### [Listing]
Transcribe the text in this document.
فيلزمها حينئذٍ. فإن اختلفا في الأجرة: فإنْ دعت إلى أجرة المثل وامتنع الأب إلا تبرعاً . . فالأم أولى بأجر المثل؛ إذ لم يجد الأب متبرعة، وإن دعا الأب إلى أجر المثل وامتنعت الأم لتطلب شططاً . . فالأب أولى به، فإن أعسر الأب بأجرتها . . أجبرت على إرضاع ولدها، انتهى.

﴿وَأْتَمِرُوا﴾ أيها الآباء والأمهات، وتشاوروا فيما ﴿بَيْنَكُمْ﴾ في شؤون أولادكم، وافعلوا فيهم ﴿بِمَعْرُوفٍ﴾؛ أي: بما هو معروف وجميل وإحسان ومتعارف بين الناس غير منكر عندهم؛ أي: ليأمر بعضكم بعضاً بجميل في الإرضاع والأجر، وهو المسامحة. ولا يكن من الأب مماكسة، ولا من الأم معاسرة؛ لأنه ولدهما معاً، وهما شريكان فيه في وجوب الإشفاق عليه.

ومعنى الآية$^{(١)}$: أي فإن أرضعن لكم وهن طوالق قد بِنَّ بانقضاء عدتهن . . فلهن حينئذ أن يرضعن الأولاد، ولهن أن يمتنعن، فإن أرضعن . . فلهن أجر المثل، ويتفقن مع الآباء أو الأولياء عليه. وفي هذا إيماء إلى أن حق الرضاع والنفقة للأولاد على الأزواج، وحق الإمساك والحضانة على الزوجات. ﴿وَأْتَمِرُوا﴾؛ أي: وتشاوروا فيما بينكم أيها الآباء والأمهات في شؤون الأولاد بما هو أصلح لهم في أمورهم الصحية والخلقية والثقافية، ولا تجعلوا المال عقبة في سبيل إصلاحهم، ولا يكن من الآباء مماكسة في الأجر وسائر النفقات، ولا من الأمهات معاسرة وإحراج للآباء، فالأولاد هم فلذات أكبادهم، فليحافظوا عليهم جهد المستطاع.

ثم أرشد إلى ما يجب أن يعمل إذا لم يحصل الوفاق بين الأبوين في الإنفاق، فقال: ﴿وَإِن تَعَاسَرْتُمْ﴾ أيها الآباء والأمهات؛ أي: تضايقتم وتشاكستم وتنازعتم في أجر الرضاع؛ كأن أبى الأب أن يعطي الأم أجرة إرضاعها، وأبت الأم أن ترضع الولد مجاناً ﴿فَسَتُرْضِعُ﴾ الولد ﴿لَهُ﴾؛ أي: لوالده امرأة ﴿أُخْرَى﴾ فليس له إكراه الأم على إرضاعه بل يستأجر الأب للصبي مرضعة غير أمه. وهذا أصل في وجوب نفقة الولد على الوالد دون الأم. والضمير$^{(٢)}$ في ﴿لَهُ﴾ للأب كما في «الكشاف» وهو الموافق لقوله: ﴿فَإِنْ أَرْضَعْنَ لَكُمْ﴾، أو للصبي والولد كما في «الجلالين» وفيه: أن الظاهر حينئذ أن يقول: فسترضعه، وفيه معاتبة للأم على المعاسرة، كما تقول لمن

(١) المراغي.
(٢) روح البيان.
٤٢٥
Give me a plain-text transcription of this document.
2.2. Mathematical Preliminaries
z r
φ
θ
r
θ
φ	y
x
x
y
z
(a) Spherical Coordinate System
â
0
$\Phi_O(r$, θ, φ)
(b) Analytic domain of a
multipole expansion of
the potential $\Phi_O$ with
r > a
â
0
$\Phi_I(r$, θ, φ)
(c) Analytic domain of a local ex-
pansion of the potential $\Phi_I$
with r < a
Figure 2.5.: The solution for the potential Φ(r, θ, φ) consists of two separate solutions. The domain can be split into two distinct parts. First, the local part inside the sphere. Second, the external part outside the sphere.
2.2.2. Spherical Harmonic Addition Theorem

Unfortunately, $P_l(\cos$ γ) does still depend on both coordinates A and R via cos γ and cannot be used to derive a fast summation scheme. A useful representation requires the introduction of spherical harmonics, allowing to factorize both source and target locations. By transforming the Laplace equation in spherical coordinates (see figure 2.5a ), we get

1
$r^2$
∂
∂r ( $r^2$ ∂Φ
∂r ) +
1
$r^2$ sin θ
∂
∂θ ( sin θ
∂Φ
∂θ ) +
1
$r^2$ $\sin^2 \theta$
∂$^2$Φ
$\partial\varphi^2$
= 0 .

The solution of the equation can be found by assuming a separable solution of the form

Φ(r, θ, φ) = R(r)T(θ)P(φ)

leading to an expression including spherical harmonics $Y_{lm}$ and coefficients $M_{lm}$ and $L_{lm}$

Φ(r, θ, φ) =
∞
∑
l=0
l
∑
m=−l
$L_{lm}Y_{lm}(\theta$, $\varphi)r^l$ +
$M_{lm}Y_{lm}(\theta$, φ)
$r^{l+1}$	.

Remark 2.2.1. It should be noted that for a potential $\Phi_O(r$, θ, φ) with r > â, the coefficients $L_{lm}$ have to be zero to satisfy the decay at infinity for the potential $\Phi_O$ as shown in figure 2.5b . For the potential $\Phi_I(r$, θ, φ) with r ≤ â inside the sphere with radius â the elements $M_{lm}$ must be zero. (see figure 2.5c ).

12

### [What to work on]
From the entries above, list each line with "local" in it.

### [Response to the exercise]
(c) Analytic domain of a local ex-
Figure 2.5.: The solution for the potential Φ(r, θ, φ) consists of two separate solutions. The domain can be split into two distinct parts. First, the local part inside the sphere. Second, the external part outside the sphere.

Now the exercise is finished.